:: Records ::
════════
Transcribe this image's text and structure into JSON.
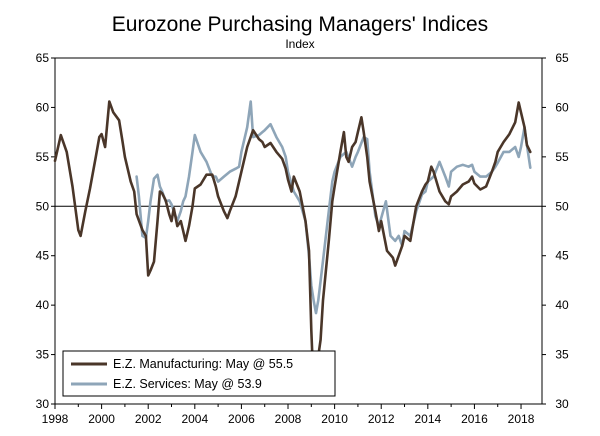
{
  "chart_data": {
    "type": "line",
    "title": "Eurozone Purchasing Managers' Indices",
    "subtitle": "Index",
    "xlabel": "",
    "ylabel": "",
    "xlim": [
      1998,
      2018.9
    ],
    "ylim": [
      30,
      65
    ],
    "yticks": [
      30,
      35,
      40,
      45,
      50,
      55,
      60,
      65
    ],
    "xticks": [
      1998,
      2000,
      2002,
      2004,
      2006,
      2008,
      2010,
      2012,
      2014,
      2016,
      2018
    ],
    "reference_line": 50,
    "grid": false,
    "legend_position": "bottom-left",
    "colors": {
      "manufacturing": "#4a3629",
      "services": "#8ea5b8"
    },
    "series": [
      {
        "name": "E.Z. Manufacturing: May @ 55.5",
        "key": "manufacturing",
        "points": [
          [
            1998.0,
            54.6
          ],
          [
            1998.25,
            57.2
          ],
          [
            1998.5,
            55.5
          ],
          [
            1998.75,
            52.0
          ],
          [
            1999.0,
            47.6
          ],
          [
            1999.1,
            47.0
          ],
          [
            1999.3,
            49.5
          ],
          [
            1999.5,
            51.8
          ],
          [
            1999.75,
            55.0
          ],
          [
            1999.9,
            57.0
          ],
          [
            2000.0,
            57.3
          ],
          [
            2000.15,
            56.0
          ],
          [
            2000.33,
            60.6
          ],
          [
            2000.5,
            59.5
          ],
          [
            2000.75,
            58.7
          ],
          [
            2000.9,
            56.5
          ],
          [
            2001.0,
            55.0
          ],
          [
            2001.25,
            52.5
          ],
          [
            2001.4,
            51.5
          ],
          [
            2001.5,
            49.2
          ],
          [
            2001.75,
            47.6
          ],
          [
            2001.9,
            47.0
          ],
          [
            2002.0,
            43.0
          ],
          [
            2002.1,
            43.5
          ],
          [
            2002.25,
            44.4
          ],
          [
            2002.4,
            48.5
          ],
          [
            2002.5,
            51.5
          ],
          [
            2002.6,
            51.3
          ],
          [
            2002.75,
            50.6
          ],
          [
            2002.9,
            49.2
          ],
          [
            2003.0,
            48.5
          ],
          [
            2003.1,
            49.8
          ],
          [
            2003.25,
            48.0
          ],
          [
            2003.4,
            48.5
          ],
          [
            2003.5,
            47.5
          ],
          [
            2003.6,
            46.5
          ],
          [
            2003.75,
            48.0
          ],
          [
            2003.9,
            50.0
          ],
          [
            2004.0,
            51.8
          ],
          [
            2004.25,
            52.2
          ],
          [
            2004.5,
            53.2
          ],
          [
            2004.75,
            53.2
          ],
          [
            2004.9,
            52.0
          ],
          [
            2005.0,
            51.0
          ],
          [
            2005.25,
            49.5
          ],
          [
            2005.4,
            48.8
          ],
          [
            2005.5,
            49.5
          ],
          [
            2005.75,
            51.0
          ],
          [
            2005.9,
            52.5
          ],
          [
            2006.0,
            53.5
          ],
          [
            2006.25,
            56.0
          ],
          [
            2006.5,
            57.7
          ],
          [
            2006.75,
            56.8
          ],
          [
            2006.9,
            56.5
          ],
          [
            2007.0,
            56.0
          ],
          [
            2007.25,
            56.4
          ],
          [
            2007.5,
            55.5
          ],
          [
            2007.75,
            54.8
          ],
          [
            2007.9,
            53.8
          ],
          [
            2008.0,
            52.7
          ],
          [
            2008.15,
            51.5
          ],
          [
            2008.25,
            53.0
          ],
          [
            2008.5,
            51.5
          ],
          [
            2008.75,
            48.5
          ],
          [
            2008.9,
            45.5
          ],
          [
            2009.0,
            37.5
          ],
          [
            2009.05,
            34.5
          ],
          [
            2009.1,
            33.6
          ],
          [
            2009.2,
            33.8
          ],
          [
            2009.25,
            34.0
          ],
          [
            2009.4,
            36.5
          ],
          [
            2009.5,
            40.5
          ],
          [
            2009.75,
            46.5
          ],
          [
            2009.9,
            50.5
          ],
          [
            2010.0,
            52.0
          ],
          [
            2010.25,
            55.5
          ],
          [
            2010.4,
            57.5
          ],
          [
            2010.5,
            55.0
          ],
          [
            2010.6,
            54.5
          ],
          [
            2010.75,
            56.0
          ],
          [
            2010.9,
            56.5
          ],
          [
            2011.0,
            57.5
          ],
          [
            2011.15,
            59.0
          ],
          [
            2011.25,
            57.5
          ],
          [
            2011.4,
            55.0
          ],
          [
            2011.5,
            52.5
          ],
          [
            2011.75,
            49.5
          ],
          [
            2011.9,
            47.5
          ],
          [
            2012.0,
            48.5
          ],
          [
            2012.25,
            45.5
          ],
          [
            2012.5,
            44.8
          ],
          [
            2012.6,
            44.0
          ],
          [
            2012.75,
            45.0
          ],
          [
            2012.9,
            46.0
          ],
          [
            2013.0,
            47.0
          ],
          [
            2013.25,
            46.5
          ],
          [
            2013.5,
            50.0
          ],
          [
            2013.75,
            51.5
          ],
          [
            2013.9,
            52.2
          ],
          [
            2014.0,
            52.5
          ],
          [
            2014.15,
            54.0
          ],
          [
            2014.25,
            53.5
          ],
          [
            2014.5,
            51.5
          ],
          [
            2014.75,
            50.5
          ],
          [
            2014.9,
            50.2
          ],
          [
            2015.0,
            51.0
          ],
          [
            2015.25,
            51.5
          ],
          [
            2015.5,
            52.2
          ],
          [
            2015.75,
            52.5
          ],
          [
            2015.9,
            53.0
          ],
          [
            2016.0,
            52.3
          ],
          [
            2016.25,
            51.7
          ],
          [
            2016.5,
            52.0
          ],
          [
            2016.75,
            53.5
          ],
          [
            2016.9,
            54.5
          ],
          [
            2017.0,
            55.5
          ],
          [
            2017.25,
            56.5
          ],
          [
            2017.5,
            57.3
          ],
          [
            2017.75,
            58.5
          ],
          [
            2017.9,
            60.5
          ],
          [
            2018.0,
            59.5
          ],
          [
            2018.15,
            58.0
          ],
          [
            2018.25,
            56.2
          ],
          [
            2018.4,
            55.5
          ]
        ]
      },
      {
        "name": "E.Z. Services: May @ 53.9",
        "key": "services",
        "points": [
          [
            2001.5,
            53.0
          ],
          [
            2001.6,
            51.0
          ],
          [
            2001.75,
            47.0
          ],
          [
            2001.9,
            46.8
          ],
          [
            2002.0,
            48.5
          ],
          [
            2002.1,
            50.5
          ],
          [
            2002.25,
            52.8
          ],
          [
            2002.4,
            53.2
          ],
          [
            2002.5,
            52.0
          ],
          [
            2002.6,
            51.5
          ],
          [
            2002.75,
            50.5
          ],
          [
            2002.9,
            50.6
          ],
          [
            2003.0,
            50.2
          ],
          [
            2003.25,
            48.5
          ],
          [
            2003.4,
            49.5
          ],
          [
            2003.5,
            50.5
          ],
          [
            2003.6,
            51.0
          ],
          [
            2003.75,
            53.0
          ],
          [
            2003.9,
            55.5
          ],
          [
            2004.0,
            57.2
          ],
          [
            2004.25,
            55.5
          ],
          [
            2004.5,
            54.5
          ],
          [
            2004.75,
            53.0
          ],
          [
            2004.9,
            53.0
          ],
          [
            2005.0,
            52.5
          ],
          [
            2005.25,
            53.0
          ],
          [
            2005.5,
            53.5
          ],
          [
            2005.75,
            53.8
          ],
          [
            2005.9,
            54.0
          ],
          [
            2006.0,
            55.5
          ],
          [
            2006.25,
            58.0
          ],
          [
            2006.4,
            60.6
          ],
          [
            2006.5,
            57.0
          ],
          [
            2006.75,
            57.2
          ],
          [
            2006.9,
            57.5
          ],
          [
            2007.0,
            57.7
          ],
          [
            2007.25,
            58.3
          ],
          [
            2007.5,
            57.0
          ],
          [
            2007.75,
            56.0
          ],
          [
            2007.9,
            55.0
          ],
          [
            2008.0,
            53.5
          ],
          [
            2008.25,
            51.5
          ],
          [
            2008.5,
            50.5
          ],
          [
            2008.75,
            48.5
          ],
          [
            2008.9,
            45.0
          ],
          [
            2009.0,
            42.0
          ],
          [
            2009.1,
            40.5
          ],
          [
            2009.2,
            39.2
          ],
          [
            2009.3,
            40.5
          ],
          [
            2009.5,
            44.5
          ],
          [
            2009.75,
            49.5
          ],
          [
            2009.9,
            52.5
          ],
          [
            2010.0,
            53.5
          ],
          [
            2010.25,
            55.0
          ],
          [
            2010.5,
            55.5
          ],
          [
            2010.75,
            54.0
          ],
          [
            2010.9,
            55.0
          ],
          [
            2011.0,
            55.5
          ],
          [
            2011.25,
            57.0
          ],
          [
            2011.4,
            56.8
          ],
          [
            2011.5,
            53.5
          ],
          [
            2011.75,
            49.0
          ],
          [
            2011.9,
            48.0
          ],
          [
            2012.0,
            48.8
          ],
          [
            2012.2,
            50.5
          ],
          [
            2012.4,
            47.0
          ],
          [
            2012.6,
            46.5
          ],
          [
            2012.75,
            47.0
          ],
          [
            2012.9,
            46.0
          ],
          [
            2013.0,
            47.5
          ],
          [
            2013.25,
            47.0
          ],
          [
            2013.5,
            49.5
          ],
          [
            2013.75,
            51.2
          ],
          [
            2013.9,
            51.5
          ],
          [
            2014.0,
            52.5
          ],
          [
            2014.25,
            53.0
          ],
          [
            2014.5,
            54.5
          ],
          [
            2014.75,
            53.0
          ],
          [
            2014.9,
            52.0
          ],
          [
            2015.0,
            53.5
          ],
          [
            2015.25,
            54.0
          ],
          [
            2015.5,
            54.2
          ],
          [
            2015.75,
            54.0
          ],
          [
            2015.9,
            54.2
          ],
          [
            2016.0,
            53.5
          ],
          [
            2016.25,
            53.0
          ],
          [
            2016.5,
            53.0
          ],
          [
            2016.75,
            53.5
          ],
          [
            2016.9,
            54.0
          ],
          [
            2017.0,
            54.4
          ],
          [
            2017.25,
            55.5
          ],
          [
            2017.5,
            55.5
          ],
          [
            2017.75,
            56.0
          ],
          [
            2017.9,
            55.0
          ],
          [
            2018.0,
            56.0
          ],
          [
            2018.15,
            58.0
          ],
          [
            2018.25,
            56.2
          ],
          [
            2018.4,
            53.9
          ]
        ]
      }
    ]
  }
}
════════
:: Problem ::
Looking at the records above, work out how many lines include the string "name". Give the number and nothing else.

:: Exercise answer ::
2